Information below:

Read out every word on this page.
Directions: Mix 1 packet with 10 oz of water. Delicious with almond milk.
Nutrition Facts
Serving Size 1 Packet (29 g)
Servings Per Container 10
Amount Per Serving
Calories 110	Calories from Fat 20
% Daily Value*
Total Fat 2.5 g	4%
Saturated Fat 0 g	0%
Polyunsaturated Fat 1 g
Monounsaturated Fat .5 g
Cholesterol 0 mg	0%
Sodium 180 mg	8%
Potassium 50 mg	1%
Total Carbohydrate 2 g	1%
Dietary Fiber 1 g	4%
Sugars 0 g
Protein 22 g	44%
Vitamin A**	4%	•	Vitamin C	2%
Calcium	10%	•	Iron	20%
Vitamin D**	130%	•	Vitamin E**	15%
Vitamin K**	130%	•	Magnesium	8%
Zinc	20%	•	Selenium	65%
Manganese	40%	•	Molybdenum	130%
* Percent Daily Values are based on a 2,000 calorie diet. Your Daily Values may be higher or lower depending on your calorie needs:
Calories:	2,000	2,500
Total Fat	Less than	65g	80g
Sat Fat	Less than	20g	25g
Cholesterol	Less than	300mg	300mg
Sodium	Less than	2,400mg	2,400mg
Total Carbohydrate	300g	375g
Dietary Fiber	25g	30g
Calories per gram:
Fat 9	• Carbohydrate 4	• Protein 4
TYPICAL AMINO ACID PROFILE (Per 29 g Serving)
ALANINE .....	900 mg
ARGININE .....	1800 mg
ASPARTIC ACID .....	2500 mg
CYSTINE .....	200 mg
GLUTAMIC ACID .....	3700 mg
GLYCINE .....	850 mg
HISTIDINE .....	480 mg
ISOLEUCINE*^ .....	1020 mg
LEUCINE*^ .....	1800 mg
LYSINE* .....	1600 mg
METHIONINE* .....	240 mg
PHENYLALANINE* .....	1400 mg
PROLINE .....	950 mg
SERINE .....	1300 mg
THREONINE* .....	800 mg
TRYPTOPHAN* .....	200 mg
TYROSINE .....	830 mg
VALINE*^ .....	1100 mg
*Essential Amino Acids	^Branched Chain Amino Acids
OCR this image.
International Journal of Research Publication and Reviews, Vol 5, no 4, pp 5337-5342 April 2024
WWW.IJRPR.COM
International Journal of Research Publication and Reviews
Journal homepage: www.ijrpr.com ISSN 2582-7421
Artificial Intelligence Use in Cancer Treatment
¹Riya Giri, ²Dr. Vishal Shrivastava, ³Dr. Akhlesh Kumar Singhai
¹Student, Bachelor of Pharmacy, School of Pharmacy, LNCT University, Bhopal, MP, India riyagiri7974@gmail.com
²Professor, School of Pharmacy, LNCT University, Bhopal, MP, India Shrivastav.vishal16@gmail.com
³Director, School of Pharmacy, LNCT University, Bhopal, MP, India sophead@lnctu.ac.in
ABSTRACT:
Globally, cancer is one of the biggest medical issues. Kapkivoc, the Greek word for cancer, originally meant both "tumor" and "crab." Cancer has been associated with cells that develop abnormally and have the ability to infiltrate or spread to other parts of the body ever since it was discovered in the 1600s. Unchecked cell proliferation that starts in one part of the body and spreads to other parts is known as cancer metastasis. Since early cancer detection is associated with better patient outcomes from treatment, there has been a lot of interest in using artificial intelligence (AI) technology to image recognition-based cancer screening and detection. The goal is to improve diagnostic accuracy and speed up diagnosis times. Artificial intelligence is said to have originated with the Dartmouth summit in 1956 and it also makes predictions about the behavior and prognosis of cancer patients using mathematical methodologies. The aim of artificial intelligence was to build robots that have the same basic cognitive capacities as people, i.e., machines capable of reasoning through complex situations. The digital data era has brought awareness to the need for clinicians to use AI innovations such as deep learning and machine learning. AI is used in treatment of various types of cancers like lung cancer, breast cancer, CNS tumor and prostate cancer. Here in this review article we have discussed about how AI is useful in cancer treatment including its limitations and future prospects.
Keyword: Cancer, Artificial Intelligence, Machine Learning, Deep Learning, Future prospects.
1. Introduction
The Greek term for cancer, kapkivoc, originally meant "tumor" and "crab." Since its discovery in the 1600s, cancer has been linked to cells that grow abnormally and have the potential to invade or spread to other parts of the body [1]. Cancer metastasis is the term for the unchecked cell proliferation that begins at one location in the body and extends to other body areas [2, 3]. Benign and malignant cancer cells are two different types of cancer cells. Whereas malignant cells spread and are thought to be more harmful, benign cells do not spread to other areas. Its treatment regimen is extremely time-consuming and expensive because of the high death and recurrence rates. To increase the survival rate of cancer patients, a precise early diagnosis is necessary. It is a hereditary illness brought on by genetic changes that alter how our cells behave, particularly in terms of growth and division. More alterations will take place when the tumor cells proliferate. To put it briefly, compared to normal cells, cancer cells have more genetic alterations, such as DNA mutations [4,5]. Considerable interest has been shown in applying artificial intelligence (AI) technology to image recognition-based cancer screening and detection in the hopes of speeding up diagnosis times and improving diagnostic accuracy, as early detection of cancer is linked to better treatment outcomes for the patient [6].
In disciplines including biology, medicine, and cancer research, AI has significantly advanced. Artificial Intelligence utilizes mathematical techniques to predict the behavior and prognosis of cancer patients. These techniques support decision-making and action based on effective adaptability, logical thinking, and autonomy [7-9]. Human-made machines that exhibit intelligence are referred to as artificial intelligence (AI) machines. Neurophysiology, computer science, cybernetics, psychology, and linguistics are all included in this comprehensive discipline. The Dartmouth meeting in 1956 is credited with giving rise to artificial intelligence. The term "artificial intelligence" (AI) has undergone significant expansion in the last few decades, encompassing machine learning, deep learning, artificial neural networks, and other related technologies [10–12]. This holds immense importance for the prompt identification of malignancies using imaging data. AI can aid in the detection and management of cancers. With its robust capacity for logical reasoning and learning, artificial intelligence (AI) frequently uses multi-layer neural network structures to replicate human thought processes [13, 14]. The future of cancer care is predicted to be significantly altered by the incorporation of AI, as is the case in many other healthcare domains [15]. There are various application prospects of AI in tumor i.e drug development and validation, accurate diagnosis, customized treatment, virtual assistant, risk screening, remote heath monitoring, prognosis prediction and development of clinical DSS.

End of Information.

#### [Try it]
Scan the listing for "Protein" and copy out each line that has it.

#### [Response for this exercise]
Protein 22 g	44%
Fat 9	• Carbohydrate 4	• Protein 4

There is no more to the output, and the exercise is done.